>> BEGIN Extracted information

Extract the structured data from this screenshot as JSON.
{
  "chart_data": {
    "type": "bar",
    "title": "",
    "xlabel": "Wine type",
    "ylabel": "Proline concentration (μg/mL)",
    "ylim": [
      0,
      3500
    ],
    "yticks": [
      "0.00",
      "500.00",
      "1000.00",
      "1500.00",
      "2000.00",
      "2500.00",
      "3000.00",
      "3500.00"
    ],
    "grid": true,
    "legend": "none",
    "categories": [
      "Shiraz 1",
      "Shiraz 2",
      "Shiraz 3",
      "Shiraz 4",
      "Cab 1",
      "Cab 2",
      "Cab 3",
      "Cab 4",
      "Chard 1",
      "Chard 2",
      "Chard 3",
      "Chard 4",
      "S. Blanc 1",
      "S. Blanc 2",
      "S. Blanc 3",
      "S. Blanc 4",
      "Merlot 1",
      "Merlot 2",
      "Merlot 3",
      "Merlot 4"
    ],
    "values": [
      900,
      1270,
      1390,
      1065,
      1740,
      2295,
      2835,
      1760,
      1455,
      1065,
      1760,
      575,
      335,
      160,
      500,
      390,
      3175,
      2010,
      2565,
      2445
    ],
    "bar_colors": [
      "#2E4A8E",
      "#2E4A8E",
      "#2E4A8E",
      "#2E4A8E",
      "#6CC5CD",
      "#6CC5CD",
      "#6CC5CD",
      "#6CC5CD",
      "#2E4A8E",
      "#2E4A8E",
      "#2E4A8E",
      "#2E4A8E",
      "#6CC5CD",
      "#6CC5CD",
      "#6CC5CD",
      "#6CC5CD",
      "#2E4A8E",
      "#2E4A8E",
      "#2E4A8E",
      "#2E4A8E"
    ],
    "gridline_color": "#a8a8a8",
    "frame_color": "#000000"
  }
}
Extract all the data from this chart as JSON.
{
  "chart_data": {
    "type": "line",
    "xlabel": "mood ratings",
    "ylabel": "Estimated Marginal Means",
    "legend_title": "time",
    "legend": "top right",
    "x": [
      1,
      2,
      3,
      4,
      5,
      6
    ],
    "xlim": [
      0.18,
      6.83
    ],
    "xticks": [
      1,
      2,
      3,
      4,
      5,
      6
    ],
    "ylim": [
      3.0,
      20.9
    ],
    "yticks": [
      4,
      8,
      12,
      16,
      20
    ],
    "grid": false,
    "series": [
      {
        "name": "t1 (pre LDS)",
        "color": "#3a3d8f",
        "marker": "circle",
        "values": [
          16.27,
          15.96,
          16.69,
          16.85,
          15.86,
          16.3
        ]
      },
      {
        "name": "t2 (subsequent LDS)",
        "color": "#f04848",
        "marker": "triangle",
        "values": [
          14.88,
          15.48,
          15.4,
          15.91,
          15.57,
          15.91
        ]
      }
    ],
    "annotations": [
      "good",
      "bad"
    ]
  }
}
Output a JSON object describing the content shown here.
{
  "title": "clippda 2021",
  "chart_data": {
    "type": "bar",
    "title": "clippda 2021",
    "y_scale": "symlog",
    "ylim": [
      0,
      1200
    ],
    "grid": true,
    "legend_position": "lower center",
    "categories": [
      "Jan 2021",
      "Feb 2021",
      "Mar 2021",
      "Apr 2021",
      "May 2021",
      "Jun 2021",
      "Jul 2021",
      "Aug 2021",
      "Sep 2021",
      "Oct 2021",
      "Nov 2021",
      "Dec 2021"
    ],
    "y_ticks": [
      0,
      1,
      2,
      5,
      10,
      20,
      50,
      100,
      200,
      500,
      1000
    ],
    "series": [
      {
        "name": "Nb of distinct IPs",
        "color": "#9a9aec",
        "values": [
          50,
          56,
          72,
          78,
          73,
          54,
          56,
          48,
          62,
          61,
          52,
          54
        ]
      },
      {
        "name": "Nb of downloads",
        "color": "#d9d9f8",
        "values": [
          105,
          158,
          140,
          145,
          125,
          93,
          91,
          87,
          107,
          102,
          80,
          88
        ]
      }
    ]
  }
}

>> END Extracted information

• _Instruction_
Check the data for the word "type" and pull out the lines that have it.

• _Exercise response_
    "type": "bar",
    "xlabel": "Wine type",
    "type": "line",
    "type": "bar",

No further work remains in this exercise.